>>>

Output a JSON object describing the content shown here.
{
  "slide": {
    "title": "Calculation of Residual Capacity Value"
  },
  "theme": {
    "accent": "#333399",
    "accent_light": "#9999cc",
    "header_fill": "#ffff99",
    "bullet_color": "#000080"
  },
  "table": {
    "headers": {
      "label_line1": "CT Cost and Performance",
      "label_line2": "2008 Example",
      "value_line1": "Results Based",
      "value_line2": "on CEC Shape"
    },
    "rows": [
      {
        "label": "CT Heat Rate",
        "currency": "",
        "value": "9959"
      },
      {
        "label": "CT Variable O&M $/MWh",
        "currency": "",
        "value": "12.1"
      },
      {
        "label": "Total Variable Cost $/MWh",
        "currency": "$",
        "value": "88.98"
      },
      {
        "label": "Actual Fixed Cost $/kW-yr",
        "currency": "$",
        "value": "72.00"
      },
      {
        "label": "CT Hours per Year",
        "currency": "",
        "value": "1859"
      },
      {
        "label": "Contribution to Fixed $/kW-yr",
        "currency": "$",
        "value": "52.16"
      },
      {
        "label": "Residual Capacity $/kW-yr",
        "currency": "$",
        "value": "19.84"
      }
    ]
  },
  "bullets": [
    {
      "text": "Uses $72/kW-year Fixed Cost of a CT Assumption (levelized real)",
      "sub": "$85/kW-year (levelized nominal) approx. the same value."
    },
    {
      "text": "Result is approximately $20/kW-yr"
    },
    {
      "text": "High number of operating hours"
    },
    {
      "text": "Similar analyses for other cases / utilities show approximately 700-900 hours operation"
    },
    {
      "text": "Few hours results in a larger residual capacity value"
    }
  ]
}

<<<
>>>

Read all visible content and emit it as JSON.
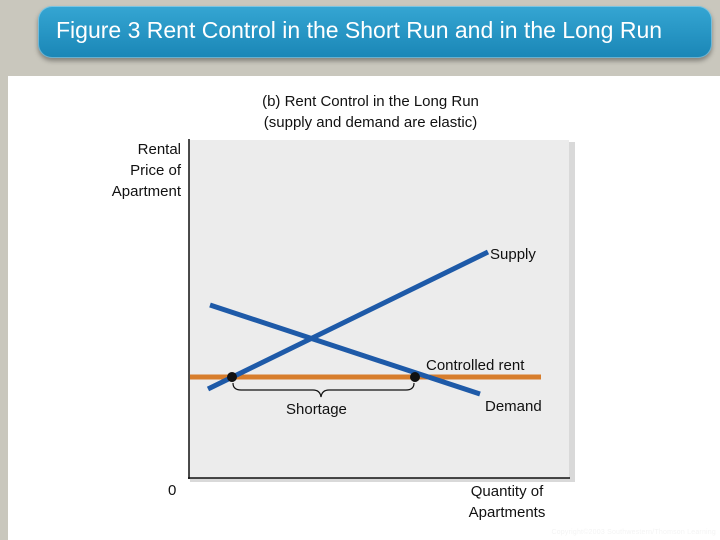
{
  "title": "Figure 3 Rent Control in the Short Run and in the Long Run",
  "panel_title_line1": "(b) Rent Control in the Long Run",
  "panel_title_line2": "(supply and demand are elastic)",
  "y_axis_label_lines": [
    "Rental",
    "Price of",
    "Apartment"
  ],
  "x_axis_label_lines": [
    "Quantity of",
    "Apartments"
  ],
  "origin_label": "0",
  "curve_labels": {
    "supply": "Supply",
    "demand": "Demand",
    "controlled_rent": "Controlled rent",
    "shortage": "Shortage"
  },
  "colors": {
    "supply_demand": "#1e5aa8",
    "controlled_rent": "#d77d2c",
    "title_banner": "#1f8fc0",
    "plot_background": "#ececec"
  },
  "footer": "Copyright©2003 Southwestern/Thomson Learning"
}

<<<

SET PROBLEM: Check every line of the data, and copy the ones that contain "approximately".

EXERCISE RESULT:
      "text": "Result is approximately $20/kW-yr"
      "text": "Similar analyses for other cases / utilities show approximately 700-900 hours operation"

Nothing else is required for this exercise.